WHAT TO PRODUCE | Print each line exactly as it is given.

Data excerpts |
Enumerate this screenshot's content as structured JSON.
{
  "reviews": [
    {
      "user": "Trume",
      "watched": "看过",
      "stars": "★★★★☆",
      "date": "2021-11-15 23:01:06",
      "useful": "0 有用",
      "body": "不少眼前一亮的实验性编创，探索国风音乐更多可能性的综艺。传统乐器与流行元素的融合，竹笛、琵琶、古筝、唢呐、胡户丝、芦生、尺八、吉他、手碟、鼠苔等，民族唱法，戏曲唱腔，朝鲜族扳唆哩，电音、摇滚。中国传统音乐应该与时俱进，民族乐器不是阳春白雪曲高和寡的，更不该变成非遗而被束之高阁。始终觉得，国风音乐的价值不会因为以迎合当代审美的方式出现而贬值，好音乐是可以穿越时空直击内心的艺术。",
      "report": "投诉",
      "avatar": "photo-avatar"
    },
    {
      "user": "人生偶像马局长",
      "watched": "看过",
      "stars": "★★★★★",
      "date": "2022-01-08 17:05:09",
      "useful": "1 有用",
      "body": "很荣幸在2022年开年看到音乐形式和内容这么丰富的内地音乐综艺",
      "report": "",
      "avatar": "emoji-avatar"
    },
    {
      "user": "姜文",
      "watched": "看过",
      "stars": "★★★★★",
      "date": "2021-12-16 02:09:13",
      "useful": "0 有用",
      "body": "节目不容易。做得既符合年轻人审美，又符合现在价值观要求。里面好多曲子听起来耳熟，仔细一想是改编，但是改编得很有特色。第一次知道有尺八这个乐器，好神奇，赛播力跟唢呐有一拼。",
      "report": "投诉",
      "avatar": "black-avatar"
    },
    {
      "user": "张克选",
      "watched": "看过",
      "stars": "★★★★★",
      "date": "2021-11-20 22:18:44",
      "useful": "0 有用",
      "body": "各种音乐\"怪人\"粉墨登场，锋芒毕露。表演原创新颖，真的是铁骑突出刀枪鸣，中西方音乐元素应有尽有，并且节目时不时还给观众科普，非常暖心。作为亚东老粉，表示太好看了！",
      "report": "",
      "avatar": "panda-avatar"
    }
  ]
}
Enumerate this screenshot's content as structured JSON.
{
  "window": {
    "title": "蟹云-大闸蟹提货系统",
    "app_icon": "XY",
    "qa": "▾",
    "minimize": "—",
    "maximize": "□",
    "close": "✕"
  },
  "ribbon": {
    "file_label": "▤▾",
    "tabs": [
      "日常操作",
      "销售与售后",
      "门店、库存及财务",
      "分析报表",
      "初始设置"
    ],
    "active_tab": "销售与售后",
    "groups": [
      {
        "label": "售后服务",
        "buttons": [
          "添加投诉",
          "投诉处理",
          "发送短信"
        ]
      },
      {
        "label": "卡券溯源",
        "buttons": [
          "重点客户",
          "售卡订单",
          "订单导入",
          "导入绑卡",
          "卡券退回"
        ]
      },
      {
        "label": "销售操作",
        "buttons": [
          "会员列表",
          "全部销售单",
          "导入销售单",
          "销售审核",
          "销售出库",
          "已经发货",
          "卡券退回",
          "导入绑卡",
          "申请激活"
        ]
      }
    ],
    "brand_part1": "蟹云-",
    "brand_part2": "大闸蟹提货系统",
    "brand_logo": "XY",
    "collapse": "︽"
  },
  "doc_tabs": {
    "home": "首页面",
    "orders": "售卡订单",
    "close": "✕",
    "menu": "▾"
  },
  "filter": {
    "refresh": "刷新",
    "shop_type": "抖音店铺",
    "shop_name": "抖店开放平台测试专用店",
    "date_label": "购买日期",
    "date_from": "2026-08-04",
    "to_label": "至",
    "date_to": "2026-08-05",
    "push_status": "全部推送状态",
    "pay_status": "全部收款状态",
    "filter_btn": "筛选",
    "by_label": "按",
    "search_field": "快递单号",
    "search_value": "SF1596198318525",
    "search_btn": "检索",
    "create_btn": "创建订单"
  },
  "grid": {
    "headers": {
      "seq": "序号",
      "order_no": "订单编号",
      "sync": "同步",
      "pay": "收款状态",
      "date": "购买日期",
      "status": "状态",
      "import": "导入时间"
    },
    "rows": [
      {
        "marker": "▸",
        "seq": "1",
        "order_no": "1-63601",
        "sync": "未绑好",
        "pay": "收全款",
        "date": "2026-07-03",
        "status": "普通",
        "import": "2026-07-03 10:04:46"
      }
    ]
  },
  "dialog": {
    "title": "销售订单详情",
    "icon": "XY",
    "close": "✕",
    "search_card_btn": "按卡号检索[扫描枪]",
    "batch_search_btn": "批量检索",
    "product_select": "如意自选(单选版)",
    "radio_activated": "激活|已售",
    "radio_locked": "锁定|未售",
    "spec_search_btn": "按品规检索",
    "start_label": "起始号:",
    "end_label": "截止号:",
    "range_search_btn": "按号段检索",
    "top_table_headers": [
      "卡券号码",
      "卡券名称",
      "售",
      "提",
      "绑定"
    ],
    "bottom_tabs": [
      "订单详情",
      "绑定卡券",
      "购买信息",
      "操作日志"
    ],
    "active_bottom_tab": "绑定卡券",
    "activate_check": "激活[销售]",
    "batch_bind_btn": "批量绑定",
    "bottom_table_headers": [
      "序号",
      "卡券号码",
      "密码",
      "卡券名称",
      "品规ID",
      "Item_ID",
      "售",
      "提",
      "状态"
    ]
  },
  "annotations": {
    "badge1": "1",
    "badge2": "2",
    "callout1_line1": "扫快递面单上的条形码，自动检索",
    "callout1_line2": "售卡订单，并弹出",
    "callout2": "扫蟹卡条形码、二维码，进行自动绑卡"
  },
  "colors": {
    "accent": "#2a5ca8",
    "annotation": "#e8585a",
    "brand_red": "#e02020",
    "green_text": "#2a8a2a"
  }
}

FINAL RESULT |
Enumerate this screenshot's content as structured JSON.
{
  "reviews": [
    {
      "user": "Trume",
      "watched": "看过",
      "stars": "★★★★☆",
      "date": "2021-11-15 23:01:06",
      "useful": "0 有用",
      "body": "不少眼前一亮的实验性编创，探索国风音乐更多可能性的综艺。传统乐器与流行元素的融合，竹笛、琵琶、古筝、唢呐、胡户丝、芦生、尺八、吉他、手碟、鼠苔等，民族唱法，戏曲唱腔，朝鲜族扳唆哩，电音、摇滚。中国传统音乐应该与时俱进，民族乐器不是阳春白雪曲高和寡的，更不该变成非遗而被束之高阁。始终觉得，国风音乐的价值不会因为以迎合当代审美的方式出现而贬值，好音乐是可以穿越时空直击内心的艺术。",
      "report": "投诉",
      "avatar": "photo-avatar"
    },
    {
      "user": "人生偶像马局长",
      "watched": "看过",
      "stars": "★★★★★",
      "date": "2022-01-08 17:05:09",
      "useful": "1 有用",
      "body": "很荣幸在2022年开年看到音乐形式和内容这么丰富的内地音乐综艺",
      "report": "",
      "avatar": "emoji-avatar"
    },
    {
      "user": "姜文",
      "watched": "看过",
      "stars": "★★★★★",
      "date": "2021-12-16 02:09:13",
      "useful": "0 有用",
      "body": "节目不容易。做得既符合年轻人审美，又符合现在价值观要求。里面好多曲子听起来耳熟，仔细一想是改编，但是改编得很有特色。第一次知道有尺八这个乐器，好神奇，赛播力跟唢呐有一拼。",
      "report": "投诉",
      "avatar": "black-avatar"
    },
    {
      "user": "张克选",
      "watched": "看过",
      "stars": "★★★★★",
      "date": "2021-11-20 22:18:44",
      "useful": "0 有用",
      "body": "各种音乐\"怪人\"粉墨登场，锋芒毕露。表演原创新颖，真的是铁骑突出刀枪鸣，中西方音乐元素应有尽有，并且节目时不时还给观众科普，非常暖心。作为亚东老粉，表示太好看了！",
      "report": "",
      "avatar": "panda-avatar"
    }
  ]
}
Enumerate this screenshot's content as structured JSON.
{
  "window": {
    "title": "蟹云-大闸蟹提货系统",
    "app_icon": "XY",
    "qa": "▾",
    "minimize": "—",
    "maximize": "□",
    "close": "✕"
  },
  "ribbon": {
    "file_label": "▤▾",
    "tabs": [
      "日常操作",
      "销售与售后",
      "门店、库存及财务",
      "分析报表",
      "初始设置"
    ],
    "active_tab": "销售与售后",
    "groups": [
      {
        "label": "售后服务",
        "buttons": [
          "添加投诉",
          "投诉处理",
          "发送短信"
        ]
      },
      {
        "label": "卡券溯源",
        "buttons": [
          "重点客户",
          "售卡订单",
          "订单导入",
          "导入绑卡",
          "卡券退回"
        ]
      },
      {
        "label": "销售操作",
        "buttons": [
          "会员列表",
          "全部销售单",
          "导入销售单",
          "销售审核",
          "销售出库",
          "已经发货",
          "卡券退回",
          "导入绑卡",
          "申请激活"
        ]
      }
    ],
    "brand_part1": "蟹云-",
    "brand_part2": "大闸蟹提货系统",
    "brand_logo": "XY",
    "collapse": "︽"
  },
  "doc_tabs": {
    "home": "首页面",
    "orders": "售卡订单",
    "close": "✕",
    "menu": "▾"
  },
  "filter": {
    "refresh": "刷新",
    "shop_type": "抖音店铺",
    "shop_name": "抖店开放平台测试专用店",
    "date_label": "购买日期",
    "date_from": "2026-08-04",
    "to_label": "至",
    "date_to": "2026-08-05",
    "push_status": "全部推送状态",
    "pay_status": "全部收款状态",
    "filter_btn": "筛选",
    "by_label": "按",
    "search_field": "快递单号",
    "search_value": "SF1596198318525",
    "search_btn": "检索",
    "create_btn": "创建订单"
  },
  "grid": {
    "headers": {
      "seq": "序号",
      "order_no": "订单编号",
      "sync": "同步",
      "pay": "收款状态",
      "date": "购买日期",
      "status": "状态",
      "import": "导入时间"
    },
    "rows": [
      {
        "marker": "▸",
        "seq": "1",
        "order_no": "1-63601",
        "sync": "未绑好",
        "pay": "收全款",
        "date": "2026-07-03",
        "status": "普通",
        "import": "2026-07-03 10:04:46"
      }
    ]
  },
  "dialog": {
    "title": "销售订单详情",
    "icon": "XY",
    "close": "✕",
    "search_card_btn": "按卡号检索[扫描枪]",
    "batch_search_btn": "批量检索",
    "product_select": "如意自选(单选版)",
    "radio_activated": "激活|已售",
    "radio_locked": "锁定|未售",
    "spec_search_btn": "按品规检索",
    "start_label": "起始号:",
    "end_label": "截止号:",
    "range_search_btn": "按号段检索",
    "top_table_headers": [
      "卡券号码",
      "卡券名称",
      "售",
      "提",
      "绑定"
    ],
    "bottom_tabs": [
      "订单详情",
      "绑定卡券",
      "购买信息",
      "操作日志"
    ],
    "active_bottom_tab": "绑定卡券",
    "activate_check": "激活[销售]",
    "batch_bind_btn": "批量绑定",
    "bottom_table_headers": [
      "序号",
      "卡券号码",
      "密码",
      "卡券名称",
      "品规ID",
      "Item_ID",
      "售",
      "提",
      "状态"
    ]
  },
  "annotations": {
    "badge1": "1",
    "badge2": "2",
    "callout1_line1": "扫快递面单上的条形码，自动检索",
    "callout1_line2": "售卡订单，并弹出",
    "callout2": "扫蟹卡条形码、二维码，进行自动绑卡"
  },
  "colors": {
    "accent": "#2a5ca8",
    "annotation": "#e8585a",
    "brand_red": "#e02020",
    "green_text": "#2a8a2a"
  }
}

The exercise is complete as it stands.